Given instruction: Your task is to give the data again, exactly, with every line intact.
── Excerpted records
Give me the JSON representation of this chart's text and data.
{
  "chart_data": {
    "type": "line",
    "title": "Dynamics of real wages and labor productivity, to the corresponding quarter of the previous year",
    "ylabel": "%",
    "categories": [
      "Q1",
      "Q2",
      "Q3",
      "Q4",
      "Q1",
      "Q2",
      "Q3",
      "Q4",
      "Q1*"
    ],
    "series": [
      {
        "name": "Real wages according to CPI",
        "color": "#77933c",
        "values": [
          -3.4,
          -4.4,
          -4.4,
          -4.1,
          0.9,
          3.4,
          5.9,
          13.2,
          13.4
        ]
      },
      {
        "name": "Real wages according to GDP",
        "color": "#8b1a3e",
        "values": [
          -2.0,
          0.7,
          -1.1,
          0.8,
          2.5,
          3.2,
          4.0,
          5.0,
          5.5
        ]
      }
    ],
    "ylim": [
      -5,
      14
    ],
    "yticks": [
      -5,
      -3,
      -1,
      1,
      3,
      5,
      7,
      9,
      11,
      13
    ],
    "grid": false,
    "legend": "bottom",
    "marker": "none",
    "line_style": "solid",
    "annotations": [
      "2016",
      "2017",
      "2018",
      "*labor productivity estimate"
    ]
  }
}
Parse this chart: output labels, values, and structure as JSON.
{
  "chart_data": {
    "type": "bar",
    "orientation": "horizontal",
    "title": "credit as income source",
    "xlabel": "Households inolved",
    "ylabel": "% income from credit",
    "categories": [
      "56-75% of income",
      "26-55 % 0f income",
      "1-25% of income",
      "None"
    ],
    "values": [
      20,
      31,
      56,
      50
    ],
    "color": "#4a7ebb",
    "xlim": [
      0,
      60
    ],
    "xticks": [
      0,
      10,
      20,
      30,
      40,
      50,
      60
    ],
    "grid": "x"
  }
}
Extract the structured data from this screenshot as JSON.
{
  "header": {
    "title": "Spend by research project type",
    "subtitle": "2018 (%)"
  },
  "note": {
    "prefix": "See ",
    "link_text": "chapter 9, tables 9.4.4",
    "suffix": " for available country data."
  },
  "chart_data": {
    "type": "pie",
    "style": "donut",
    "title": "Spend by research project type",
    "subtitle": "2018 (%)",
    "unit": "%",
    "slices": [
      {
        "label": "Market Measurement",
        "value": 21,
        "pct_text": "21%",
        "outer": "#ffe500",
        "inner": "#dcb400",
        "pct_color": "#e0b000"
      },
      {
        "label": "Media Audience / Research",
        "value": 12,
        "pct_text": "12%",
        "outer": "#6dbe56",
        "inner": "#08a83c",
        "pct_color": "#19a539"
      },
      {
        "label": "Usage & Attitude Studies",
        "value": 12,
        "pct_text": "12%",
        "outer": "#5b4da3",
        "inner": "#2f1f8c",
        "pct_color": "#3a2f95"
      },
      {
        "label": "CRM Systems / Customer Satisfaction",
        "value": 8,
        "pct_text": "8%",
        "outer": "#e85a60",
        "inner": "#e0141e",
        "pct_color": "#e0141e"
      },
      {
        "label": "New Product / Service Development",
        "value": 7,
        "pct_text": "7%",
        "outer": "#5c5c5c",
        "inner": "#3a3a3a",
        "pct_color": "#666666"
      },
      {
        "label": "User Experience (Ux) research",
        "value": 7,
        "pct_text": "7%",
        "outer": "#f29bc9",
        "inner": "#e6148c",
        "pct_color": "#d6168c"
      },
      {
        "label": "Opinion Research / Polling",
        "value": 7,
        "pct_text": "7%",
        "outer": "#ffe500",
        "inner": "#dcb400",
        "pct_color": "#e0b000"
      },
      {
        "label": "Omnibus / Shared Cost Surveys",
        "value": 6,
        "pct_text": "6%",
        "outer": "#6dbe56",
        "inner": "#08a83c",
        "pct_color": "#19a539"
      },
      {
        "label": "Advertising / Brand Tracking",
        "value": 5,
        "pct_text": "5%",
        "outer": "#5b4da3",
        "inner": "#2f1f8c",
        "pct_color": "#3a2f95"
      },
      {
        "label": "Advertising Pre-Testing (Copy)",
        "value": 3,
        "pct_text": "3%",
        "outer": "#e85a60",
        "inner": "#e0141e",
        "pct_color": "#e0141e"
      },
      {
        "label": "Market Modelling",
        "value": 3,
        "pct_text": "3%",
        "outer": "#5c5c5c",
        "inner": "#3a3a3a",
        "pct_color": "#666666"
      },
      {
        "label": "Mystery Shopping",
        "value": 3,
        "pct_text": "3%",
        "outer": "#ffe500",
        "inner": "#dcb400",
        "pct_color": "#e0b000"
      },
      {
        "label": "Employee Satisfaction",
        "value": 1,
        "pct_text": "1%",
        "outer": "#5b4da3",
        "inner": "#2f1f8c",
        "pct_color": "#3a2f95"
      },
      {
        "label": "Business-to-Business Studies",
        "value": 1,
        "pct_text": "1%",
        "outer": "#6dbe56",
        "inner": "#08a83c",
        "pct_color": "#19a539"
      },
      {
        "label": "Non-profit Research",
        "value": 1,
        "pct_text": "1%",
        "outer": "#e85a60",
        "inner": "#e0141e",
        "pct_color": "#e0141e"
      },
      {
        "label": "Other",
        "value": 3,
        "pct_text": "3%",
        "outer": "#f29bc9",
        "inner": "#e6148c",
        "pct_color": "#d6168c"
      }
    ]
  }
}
────
Correct response:
Give me the JSON representation of this chart's text and data.
{
  "chart_data": {
    "type": "line",
    "title": "Dynamics of real wages and labor productivity, to the corresponding quarter of the previous year",
    "ylabel": "%",
    "categories": [
      "Q1",
      "Q2",
      "Q3",
      "Q4",
      "Q1",
      "Q2",
      "Q3",
      "Q4",
      "Q1*"
    ],
    "series": [
      {
        "name": "Real wages according to CPI",
        "color": "#77933c",
        "values": [
          -3.4,
          -4.4,
          -4.4,
          -4.1,
          0.9,
          3.4,
          5.9,
          13.2,
          13.4
        ]
      },
      {
        "name": "Real wages according to GDP",
        "color": "#8b1a3e",
        "values": [
          -2.0,
          0.7,
          -1.1,
          0.8,
          2.5,
          3.2,
          4.0,
          5.0,
          5.5
        ]
      }
    ],
    "ylim": [
      -5,
      14
    ],
    "yticks": [
      -5,
      -3,
      -1,
      1,
      3,
      5,
      7,
      9,
      11,
      13
    ],
    "grid": false,
    "legend": "bottom",
    "marker": "none",
    "line_style": "solid",
    "annotations": [
      "2016",
      "2017",
      "2018",
      "*labor productivity estimate"
    ]
  }
}
Parse this chart: output labels, values, and structure as JSON.
{
  "chart_data": {
    "type": "bar",
    "orientation": "horizontal",
    "title": "credit as income source",
    "xlabel": "Households inolved",
    "ylabel": "% income from credit",
    "categories": [
      "56-75% of income",
      "26-55 % 0f income",
      "1-25% of income",
      "None"
    ],
    "values": [
      20,
      31,
      56,
      50
    ],
    "color": "#4a7ebb",
    "xlim": [
      0,
      60
    ],
    "xticks": [
      0,
      10,
      20,
      30,
      40,
      50,
      60
    ],
    "grid": "x"
  }
}
Extract the structured data from this screenshot as JSON.
{
  "header": {
    "title": "Spend by research project type",
    "subtitle": "2018 (%)"
  },
  "note": {
    "prefix": "See ",
    "link_text": "chapter 9, tables 9.4.4",
    "suffix": " for available country data."
  },
  "chart_data": {
    "type": "pie",
    "style": "donut",
    "title": "Spend by research project type",
    "subtitle": "2018 (%)",
    "unit": "%",
    "slices": [
      {
        "label": "Market Measurement",
        "value": 21,
        "pct_text": "21%",
        "outer": "#ffe500",
        "inner": "#dcb400",
        "pct_color": "#e0b000"
      },
      {
        "label": "Media Audience / Research",
        "value": 12,
        "pct_text": "12%",
        "outer": "#6dbe56",
        "inner": "#08a83c",
        "pct_color": "#19a539"
      },
      {
        "label": "Usage & Attitude Studies",
        "value": 12,
        "pct_text": "12%",
        "outer": "#5b4da3",
        "inner": "#2f1f8c",
        "pct_color": "#3a2f95"
      },
      {
        "label": "CRM Systems / Customer Satisfaction",
        "value": 8,
        "pct_text": "8%",
        "outer": "#e85a60",
        "inner": "#e0141e",
        "pct_color": "#e0141e"
      },
      {
        "label": "New Product / Service Development",
        "value": 7,
        "pct_text": "7%",
        "outer": "#5c5c5c",
        "inner": "#3a3a3a",
        "pct_color": "#666666"
      },
      {
        "label": "User Experience (Ux) research",
        "value": 7,
        "pct_text": "7%",
        "outer": "#f29bc9",
        "inner": "#e6148c",
        "pct_color": "#d6168c"
      },
      {
        "label": "Opinion Research / Polling",
        "value": 7,
        "pct_text": "7%",
        "outer": "#ffe500",
        "inner": "#dcb400",
        "pct_color": "#e0b000"
      },
      {
        "label": "Omnibus / Shared Cost Surveys",
        "value": 6,
        "pct_text": "6%",
        "outer": "#6dbe56",
        "inner": "#08a83c",
        "pct_color": "#19a539"
      },
      {
        "label": "Advertising / Brand Tracking",
        "value": 5,
        "pct_text": "5%",
        "outer": "#5b4da3",
        "inner": "#2f1f8c",
        "pct_color": "#3a2f95"
      },
      {
        "label": "Advertising Pre-Testing (Copy)",
        "value": 3,
        "pct_text": "3%",
        "outer": "#e85a60",
        "inner": "#e0141e",
        "pct_color": "#e0141e"
      },
      {
        "label": "Market Modelling",
        "value": 3,
        "pct_text": "3%",
        "outer": "#5c5c5c",
        "inner": "#3a3a3a",
        "pct_color": "#666666"
      },
      {
        "label": "Mystery Shopping",
        "value": 3,
        "pct_text": "3%",
        "outer": "#ffe500",
        "inner": "#dcb400",
        "pct_color": "#e0b000"
      },
      {
        "label": "Employee Satisfaction",
        "value": 1,
        "pct_text": "1%",
        "outer": "#5b4da3",
        "inner": "#2f1f8c",
        "pct_color": "#3a2f95"
      },
      {
        "label": "Business-to-Business Studies",
        "value": 1,
        "pct_text": "1%",
        "outer": "#6dbe56",
        "inner": "#08a83c",
        "pct_color": "#19a539"
      },
      {
        "label": "Non-profit Research",
        "value": 1,
        "pct_text": "1%",
        "outer": "#e85a60",
        "inner": "#e0141e",
        "pct_color": "#e0141e"
      },
      {
        "label": "Other",
        "value": 3,
        "pct_text": "3%",
        "outer": "#f29bc9",
        "inner": "#e6148c",
        "pct_color": "#d6168c"
      }
    ]
  }
}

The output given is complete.